DIRECTIONS FOR THIS TASK: Retype the Lucene commit page below word for word, keeping every line and symbol as it stands.

SELECTED EXCERPT:

........

LUCENE-1847: PhraseQuery/TermQuery/SpanQuery use IndexReader specific stats in their Weight#explain methods - these stats should be corpus wide.

git-svn-id: https://svn.apache.org/repos/asf/lucene/java/trunk@807595 13f79535-47bb-0310-9956-ffa450edef68
2009-08-25 12:50:06 +00:00 · 2009-08-25 12:50:06 +00:00 · c1c2ce7716
parent ca3f86d815
commit c1c2ce7716
7 changed files with 280 additions and 36 deletions
--- a/CHANGES.txt
+++ b/CHANGES.txt
@ -411,6 +411,10 @@ API Changes
 37. LUCENE-1826: Add constructors that take AttributeSource and
    AttributeFactory to all Tokenizer implementations.
    (Michael Busch)
+    
+38. LUCENE-1847: Similarity#idf for both a Term and Term Collection have
+    been deprecated. New versions that return an IDFExplanation have been
+    added.  (Yasoja Seneviratne, Mike McCandless, Mark Miller)

 Bug fixes

@ -516,6 +520,10 @@ Bug fixes
    new LocalizedTestCase as base class for localization junit tests.
    (Robert Muir, Uwe Schindler via Michael Busch)

+26. LUCENE-1847: PhraseQuery/TermQuery/SpanQuery use IndexReader specific stats 
+    in their Weight#explain methods - these stats should be corpus wide.
+    (Yasoja Seneviratne, Mike McCandless, Mark Miller)
+
 New features

 1. LUCENE-1411: Added expert API to open an IndexWriter on a prior
@ -729,11 +737,6 @@ New features
    ValueSource, but takes care when composite (multi-segment) are
    passed to not double RAM usage in the FieldCache.  (Chris
    Hostetter, Mark Miller, Mike McCandless)
-
-37. LUCENE-1798: Added FieldCache.set/getInfoStream, which uses
-    FieldCacheSanityChecker to detect when a new cache entry has
-    caused additional insanity, printing the details at the time that
-    it happens.  (Chris Hostetter, Mike McCandless)

........

GIVEN DATA:

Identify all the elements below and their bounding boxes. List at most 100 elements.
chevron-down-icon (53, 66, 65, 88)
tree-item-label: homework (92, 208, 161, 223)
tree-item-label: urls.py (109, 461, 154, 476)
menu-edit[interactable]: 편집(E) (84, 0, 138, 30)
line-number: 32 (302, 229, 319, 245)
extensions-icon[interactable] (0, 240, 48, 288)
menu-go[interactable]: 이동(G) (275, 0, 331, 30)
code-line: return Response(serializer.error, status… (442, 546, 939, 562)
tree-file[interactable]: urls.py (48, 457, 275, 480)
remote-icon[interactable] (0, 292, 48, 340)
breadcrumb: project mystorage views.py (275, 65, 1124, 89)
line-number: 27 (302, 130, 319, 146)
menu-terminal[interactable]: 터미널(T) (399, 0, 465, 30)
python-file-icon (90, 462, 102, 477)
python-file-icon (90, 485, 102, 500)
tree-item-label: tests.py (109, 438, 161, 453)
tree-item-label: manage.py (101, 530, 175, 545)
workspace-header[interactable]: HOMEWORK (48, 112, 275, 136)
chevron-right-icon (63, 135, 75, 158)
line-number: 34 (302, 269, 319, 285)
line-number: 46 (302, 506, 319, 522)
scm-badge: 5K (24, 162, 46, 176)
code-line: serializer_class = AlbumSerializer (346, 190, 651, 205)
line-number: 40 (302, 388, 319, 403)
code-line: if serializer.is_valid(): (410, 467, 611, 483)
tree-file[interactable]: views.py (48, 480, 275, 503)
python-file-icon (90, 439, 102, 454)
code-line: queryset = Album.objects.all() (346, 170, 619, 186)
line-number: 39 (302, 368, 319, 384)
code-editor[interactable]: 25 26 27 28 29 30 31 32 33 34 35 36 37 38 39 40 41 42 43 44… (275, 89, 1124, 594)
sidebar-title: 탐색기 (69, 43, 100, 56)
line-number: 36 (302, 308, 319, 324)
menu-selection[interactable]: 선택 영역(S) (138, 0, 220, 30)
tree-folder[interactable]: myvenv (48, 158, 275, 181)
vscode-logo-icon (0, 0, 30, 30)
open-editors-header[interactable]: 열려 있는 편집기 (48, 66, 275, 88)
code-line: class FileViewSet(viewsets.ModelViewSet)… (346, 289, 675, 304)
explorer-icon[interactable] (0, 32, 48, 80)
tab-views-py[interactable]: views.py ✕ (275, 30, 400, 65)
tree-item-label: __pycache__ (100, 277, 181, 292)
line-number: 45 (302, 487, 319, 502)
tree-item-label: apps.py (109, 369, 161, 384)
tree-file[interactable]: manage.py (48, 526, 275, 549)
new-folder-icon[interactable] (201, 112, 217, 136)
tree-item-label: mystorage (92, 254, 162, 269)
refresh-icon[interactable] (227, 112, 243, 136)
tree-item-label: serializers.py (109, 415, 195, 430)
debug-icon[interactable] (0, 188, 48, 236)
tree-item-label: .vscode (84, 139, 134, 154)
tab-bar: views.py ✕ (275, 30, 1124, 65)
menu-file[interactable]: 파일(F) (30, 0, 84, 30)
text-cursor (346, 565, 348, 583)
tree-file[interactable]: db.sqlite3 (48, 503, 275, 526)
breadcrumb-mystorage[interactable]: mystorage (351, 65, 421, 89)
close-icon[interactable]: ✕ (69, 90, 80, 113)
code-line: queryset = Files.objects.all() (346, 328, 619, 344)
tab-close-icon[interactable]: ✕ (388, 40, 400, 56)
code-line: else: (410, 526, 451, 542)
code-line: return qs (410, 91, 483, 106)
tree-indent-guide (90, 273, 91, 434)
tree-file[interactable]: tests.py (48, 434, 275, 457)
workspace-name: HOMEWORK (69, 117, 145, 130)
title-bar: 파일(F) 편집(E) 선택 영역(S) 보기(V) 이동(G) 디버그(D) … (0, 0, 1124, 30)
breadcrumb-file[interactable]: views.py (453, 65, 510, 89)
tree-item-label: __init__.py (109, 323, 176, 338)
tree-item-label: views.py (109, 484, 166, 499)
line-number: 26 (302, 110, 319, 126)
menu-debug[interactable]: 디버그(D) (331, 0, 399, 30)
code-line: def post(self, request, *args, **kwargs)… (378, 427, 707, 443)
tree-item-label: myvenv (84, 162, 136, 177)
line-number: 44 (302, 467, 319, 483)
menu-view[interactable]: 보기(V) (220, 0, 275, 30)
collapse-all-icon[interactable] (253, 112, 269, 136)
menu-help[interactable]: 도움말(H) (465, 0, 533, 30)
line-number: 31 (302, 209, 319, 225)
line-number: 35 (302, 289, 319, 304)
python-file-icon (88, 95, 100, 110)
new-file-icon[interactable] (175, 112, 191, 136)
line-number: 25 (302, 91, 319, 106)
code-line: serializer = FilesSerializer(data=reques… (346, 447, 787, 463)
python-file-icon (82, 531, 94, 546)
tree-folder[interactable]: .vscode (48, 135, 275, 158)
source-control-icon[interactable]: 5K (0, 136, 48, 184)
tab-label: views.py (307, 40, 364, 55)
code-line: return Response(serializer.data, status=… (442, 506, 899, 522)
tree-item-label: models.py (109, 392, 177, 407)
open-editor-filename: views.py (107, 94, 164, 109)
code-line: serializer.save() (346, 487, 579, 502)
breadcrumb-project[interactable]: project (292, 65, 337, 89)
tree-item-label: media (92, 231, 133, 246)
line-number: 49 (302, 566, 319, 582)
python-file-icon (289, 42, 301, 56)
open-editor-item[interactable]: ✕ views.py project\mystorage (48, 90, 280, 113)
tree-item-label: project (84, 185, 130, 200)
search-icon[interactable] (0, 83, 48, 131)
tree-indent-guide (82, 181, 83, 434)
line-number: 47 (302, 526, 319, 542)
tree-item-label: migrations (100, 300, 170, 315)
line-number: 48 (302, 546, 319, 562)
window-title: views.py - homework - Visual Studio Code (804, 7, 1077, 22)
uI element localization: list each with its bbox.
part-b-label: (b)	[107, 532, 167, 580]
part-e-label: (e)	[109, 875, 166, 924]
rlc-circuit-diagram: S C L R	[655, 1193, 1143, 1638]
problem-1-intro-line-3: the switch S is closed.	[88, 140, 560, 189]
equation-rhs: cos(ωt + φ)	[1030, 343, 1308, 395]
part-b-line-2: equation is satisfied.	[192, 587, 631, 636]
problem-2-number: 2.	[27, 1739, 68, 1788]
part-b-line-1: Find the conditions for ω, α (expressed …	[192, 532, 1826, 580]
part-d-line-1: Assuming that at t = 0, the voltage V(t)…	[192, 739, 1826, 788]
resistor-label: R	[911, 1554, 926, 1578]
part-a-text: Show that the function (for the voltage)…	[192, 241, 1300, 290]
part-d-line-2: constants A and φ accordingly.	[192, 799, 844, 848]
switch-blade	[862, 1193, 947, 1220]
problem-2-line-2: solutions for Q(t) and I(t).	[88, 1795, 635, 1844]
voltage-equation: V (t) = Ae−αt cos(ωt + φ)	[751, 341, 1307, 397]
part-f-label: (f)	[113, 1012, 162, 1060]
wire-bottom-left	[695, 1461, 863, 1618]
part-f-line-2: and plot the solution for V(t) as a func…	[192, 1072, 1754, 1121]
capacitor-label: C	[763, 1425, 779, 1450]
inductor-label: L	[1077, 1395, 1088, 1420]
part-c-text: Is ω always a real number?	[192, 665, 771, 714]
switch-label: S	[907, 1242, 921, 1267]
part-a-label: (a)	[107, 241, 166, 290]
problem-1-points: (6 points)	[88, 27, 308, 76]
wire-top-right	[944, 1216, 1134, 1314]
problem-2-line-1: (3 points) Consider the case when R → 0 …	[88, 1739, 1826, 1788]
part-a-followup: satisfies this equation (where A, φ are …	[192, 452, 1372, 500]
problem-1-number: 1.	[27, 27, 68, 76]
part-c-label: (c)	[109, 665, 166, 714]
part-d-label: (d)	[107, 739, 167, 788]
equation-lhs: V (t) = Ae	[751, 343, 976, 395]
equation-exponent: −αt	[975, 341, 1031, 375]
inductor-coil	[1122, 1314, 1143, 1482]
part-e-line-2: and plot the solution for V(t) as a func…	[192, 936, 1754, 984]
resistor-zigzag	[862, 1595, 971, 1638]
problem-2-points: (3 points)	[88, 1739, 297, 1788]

........

EXERCISE RESPONSE:
LUCENE-1847: PhraseQuery/TermQuery/SpanQuery use IndexReader specific stats in their Weight#explain methods - these stats should be corpus wide.

git-svn-id: https://svn.apache.org/repos/asf/lucene/java/trunk@807595 13f79535-47bb-0310-9956-ffa450edef68
2009-08-25 12:50:06 +00:00 · 2009-08-25 12:50:06 +00:00 · c1c2ce7716
parent ca3f86d815
commit c1c2ce7716
7 changed files with 280 additions and 36 deletions
--- a/CHANGES.txt
+++ b/CHANGES.txt
@ -411,6 +411,10 @@ API Changes
 37. LUCENE-1826: Add constructors that take AttributeSource and
    AttributeFactory to all Tokenizer implementations.
    (Michael Busch)
+    
+38. LUCENE-1847: Similarity#idf for both a Term and Term Collection have
+    been deprecated. New versions that return an IDFExplanation have been
+    added.  (Yasoja Seneviratne, Mike McCandless, Mark Miller)

 Bug fixes

@ -516,6 +520,10 @@ Bug fixes
    new LocalizedTestCase as base class for localization junit tests.
    (Robert Muir, Uwe Schindler via Michael Busch)

+26. LUCENE-1847: PhraseQuery/TermQuery/SpanQuery use IndexReader specific stats 
+    in their Weight#explain methods - these stats should be corpus wide.
+    (Yasoja Seneviratne, Mike McCandless, Mark Miller)
+
 New features

 1. LUCENE-1411: Added expert API to open an IndexWriter on a prior
@ -729,11 +737,6 @@ New features
    ValueSource, but takes care when composite (multi-segment) are
    passed to not double RAM usage in the FieldCache.  (Chris
    Hostetter, Mark Miller, Mike McCandless)
-
-37. LUCENE-1798: Added FieldCache.set/getInfoStream, which uses
-    FieldCacheSanityChecker to detect when a new cache entry has
-    caused additional insanity, printing the details at the time that
-    it happens.  (Chris Hostetter, Mike McCandless)